• _Written problem_
Gather all lines in the data that hold the string "page".

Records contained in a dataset
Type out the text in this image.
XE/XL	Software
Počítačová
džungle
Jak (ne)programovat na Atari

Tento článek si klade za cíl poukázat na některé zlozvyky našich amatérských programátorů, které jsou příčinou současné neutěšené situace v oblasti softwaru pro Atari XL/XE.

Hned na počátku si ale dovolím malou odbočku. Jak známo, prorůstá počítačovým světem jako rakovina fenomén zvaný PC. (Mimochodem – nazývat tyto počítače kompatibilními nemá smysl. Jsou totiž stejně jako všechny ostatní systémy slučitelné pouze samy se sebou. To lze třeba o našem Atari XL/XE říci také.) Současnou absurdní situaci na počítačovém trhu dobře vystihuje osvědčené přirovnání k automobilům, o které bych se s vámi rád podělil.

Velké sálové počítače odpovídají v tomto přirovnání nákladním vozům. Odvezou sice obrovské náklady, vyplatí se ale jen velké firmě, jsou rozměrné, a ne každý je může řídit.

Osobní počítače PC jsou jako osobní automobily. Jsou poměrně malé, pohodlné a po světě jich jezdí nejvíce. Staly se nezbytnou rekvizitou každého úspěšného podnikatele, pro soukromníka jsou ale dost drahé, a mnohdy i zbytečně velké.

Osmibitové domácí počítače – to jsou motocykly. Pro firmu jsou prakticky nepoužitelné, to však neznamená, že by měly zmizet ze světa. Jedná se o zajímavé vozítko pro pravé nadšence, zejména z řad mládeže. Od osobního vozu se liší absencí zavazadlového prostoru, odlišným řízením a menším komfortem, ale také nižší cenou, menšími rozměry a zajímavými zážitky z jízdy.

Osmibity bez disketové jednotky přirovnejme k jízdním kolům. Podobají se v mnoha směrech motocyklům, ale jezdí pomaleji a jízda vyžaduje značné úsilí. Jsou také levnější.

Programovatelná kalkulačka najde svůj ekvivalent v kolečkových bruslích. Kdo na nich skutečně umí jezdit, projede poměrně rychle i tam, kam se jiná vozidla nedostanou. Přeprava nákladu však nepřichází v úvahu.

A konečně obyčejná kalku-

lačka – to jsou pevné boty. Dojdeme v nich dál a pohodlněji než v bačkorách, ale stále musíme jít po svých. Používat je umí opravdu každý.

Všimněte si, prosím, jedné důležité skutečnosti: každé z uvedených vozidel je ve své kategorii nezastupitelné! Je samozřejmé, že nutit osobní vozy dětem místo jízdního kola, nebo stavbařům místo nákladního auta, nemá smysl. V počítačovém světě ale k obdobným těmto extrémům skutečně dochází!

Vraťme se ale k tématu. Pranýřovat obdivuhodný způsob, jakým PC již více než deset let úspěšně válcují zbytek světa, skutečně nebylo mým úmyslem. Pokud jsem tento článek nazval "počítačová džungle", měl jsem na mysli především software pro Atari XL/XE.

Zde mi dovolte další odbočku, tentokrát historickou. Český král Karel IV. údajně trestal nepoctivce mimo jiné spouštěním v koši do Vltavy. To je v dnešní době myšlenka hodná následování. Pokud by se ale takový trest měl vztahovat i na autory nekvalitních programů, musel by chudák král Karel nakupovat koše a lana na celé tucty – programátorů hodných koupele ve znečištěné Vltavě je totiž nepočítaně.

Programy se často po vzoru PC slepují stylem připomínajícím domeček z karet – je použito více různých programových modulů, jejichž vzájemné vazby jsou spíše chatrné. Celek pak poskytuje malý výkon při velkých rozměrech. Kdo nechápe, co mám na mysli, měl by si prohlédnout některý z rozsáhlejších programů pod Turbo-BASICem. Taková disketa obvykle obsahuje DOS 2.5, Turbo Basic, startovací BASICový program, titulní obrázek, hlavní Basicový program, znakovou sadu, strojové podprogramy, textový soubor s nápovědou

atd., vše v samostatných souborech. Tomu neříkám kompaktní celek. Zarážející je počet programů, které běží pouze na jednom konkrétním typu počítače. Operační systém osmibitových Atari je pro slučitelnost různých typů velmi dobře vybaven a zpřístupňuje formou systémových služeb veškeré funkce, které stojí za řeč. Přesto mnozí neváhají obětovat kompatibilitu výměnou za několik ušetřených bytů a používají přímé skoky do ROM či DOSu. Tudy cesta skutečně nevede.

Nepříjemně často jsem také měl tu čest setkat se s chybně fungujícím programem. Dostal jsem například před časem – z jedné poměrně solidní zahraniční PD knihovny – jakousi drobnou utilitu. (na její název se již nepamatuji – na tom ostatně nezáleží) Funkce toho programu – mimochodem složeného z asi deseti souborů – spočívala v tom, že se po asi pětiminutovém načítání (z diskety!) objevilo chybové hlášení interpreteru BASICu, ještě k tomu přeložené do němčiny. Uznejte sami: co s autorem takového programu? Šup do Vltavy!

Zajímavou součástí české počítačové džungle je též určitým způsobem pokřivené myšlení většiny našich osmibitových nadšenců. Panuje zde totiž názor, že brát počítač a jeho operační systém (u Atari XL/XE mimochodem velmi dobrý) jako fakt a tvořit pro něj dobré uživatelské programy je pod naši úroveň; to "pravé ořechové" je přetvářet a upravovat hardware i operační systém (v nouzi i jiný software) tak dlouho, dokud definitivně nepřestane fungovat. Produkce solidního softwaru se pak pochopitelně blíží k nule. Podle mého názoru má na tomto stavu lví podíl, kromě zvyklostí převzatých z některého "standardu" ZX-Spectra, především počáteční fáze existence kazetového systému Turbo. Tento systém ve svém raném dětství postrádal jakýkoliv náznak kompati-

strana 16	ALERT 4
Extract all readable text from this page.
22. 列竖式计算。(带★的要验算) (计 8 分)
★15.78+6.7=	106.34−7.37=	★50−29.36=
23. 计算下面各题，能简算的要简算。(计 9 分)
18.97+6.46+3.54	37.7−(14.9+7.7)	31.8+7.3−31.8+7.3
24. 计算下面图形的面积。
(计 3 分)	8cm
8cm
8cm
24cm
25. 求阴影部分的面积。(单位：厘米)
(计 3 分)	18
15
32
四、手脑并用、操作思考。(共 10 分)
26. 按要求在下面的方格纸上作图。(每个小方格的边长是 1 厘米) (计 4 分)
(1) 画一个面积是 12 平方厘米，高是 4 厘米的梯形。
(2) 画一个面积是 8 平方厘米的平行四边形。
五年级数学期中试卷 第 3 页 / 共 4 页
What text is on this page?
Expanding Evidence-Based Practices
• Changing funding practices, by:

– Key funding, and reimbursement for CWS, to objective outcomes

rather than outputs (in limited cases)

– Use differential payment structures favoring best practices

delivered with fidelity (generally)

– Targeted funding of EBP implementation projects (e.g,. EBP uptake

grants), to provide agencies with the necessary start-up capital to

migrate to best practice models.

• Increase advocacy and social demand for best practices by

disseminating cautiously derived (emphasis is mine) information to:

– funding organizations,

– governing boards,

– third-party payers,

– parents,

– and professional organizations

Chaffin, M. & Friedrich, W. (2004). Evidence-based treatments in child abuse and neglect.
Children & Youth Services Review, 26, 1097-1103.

• _Written solution_
Extract all readable text from this page.
What text is on this page?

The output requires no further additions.